**Problem to solve**
Copy out each line featuring the string "image" from the entries beneath.
═════ Records to use
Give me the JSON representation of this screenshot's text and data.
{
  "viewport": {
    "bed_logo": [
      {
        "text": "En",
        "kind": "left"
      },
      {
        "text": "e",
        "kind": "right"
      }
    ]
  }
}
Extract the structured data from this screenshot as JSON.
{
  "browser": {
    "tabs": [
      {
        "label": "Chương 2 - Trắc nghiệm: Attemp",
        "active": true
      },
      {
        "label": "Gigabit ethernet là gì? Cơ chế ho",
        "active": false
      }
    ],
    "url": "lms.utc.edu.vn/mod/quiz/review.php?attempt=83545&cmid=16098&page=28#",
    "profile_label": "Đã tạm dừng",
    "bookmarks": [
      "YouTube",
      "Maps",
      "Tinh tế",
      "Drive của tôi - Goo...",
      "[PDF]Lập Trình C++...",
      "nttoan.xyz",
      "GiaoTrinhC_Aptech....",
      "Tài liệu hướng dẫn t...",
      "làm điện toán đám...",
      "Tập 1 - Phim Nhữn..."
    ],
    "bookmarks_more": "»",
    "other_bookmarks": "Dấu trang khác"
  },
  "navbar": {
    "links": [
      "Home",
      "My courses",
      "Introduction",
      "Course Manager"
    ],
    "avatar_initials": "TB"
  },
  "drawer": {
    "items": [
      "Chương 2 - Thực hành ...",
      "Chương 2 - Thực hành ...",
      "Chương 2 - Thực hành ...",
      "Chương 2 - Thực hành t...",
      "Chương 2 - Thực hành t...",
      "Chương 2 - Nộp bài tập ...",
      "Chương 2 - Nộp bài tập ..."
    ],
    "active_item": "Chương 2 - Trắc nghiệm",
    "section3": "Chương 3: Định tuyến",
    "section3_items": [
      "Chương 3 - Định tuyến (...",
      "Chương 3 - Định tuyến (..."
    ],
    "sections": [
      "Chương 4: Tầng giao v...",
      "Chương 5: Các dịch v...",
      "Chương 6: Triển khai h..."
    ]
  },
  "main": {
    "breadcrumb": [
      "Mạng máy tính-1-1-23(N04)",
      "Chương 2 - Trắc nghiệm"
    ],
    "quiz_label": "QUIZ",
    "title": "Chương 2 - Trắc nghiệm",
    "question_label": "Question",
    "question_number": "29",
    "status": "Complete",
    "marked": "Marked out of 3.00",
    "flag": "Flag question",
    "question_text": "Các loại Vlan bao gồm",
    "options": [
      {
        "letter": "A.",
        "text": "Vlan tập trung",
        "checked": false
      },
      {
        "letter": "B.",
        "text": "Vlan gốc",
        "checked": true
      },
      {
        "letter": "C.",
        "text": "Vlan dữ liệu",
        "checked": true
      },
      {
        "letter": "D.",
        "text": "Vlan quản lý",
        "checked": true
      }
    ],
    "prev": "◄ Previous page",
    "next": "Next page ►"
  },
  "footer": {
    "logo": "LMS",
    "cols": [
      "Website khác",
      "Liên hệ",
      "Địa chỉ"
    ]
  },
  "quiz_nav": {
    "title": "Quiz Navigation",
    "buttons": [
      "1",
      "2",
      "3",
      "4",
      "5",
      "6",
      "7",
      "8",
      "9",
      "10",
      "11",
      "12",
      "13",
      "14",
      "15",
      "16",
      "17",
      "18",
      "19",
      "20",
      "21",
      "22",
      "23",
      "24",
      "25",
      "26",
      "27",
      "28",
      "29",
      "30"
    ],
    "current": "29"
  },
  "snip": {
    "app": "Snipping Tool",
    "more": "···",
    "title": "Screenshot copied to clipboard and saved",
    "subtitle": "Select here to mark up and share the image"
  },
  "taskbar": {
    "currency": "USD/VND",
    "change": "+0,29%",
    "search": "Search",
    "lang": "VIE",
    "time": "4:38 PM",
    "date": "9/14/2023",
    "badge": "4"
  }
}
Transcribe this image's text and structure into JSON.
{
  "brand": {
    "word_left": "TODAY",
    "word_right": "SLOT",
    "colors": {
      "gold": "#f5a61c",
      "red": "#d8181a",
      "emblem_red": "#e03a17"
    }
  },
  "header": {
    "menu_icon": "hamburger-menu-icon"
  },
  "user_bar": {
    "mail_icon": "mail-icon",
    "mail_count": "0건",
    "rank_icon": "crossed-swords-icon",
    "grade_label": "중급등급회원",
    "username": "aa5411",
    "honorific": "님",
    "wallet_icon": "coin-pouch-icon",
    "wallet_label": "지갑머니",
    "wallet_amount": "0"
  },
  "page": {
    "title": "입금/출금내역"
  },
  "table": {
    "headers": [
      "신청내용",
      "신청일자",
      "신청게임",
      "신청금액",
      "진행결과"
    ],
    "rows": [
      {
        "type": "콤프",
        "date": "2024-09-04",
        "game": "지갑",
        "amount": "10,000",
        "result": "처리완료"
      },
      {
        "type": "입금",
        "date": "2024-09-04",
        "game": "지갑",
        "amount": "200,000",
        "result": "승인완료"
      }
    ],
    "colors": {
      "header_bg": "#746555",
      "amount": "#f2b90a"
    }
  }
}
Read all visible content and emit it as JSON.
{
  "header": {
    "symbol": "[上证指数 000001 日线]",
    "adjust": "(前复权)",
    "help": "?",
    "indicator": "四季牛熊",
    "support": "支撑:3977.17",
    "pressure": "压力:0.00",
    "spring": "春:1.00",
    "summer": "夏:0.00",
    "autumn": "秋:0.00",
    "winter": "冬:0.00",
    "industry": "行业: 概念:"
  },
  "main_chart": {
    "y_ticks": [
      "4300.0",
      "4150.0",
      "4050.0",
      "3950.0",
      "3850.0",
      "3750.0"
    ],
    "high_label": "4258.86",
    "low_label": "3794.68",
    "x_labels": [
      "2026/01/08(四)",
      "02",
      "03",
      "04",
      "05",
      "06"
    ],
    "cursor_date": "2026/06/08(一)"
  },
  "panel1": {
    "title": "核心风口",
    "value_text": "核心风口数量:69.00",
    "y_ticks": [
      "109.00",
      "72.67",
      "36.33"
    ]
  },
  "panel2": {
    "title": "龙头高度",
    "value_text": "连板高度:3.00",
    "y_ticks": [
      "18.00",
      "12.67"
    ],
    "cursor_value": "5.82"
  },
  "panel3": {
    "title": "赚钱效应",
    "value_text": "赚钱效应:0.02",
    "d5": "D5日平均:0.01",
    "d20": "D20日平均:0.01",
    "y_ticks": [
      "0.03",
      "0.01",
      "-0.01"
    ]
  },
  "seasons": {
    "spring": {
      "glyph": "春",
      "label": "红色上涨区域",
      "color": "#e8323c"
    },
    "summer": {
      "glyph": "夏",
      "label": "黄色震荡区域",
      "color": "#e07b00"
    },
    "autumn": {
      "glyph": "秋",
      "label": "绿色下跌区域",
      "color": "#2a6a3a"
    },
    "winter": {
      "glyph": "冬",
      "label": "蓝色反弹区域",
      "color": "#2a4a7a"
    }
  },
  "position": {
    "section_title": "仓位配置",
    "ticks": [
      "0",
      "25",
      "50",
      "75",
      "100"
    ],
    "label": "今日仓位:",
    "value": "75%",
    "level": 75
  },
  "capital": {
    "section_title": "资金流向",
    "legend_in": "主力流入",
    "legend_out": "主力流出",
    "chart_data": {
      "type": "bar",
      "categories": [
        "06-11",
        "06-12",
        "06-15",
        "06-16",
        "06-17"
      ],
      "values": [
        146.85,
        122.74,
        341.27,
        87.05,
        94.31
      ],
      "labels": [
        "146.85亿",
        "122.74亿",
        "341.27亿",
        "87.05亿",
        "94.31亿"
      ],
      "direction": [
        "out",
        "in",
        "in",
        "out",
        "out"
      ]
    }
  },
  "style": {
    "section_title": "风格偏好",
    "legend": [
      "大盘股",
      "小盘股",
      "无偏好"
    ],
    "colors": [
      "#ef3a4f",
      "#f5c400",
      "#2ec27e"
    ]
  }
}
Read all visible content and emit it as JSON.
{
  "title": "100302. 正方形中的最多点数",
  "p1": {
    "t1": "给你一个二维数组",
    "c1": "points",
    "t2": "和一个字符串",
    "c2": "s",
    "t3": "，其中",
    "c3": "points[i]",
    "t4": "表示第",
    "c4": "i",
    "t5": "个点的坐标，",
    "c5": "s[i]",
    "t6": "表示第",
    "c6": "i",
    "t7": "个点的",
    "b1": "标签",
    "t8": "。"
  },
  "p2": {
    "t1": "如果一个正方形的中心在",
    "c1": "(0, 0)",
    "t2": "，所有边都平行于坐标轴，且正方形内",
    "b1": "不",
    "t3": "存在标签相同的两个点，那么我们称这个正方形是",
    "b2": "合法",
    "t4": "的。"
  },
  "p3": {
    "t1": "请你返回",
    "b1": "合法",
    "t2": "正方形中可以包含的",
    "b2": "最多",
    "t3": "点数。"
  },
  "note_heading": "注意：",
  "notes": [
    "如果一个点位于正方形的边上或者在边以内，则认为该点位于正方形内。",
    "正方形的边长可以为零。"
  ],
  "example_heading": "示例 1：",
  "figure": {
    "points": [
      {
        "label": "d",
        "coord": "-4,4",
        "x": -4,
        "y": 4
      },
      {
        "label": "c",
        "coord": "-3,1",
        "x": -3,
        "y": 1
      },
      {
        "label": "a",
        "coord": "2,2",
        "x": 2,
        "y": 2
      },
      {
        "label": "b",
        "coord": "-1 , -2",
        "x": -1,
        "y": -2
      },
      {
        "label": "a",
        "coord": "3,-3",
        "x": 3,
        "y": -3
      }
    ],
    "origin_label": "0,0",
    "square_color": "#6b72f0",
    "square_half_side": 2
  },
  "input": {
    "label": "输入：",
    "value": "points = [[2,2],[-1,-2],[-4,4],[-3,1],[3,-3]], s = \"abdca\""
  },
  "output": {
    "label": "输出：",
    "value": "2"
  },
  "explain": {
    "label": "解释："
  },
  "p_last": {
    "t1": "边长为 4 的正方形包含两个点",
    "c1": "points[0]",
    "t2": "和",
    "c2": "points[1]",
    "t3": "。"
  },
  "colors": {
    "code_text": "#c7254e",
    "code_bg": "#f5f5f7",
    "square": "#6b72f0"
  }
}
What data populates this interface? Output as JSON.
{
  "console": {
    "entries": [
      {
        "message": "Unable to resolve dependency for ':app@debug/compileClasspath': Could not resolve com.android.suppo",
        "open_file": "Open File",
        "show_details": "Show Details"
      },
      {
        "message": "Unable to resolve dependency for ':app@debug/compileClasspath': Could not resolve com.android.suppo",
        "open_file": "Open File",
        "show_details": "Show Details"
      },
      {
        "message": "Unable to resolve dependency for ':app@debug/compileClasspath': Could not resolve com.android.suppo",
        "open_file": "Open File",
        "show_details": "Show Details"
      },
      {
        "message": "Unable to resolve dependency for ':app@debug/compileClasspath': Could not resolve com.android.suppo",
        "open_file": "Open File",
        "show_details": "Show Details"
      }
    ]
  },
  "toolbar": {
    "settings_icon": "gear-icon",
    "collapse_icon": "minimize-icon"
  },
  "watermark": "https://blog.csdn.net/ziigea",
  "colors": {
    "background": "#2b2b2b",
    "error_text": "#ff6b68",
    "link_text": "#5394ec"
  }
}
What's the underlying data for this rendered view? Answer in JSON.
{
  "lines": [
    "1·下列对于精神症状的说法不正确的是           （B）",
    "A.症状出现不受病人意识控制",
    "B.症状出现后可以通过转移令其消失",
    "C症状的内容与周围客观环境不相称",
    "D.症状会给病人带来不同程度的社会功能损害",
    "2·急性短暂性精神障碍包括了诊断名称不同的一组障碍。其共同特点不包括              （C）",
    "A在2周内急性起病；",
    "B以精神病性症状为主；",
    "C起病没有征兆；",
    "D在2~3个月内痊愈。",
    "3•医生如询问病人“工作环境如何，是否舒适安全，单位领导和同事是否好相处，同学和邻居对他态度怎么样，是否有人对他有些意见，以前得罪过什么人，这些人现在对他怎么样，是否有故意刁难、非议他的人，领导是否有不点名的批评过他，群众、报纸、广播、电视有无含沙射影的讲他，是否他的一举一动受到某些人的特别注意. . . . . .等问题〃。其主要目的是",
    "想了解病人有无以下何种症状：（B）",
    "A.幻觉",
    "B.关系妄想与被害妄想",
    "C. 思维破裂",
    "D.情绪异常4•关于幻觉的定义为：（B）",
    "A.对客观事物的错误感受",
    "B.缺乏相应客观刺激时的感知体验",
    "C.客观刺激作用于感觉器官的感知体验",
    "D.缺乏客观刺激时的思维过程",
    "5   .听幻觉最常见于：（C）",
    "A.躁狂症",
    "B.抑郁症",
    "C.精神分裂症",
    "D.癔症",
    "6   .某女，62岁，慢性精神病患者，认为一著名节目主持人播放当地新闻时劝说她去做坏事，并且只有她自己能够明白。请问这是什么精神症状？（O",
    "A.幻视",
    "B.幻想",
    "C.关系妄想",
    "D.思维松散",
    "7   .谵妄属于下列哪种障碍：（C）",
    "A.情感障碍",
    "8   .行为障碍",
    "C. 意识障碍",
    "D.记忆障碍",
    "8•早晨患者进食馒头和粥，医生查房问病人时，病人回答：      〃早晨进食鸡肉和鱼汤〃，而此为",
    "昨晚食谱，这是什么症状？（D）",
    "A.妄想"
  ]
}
══════════
**Output**
    "subtitle": "Select here to mark up and share the image"
Transcribe this image's text and structure into JSON.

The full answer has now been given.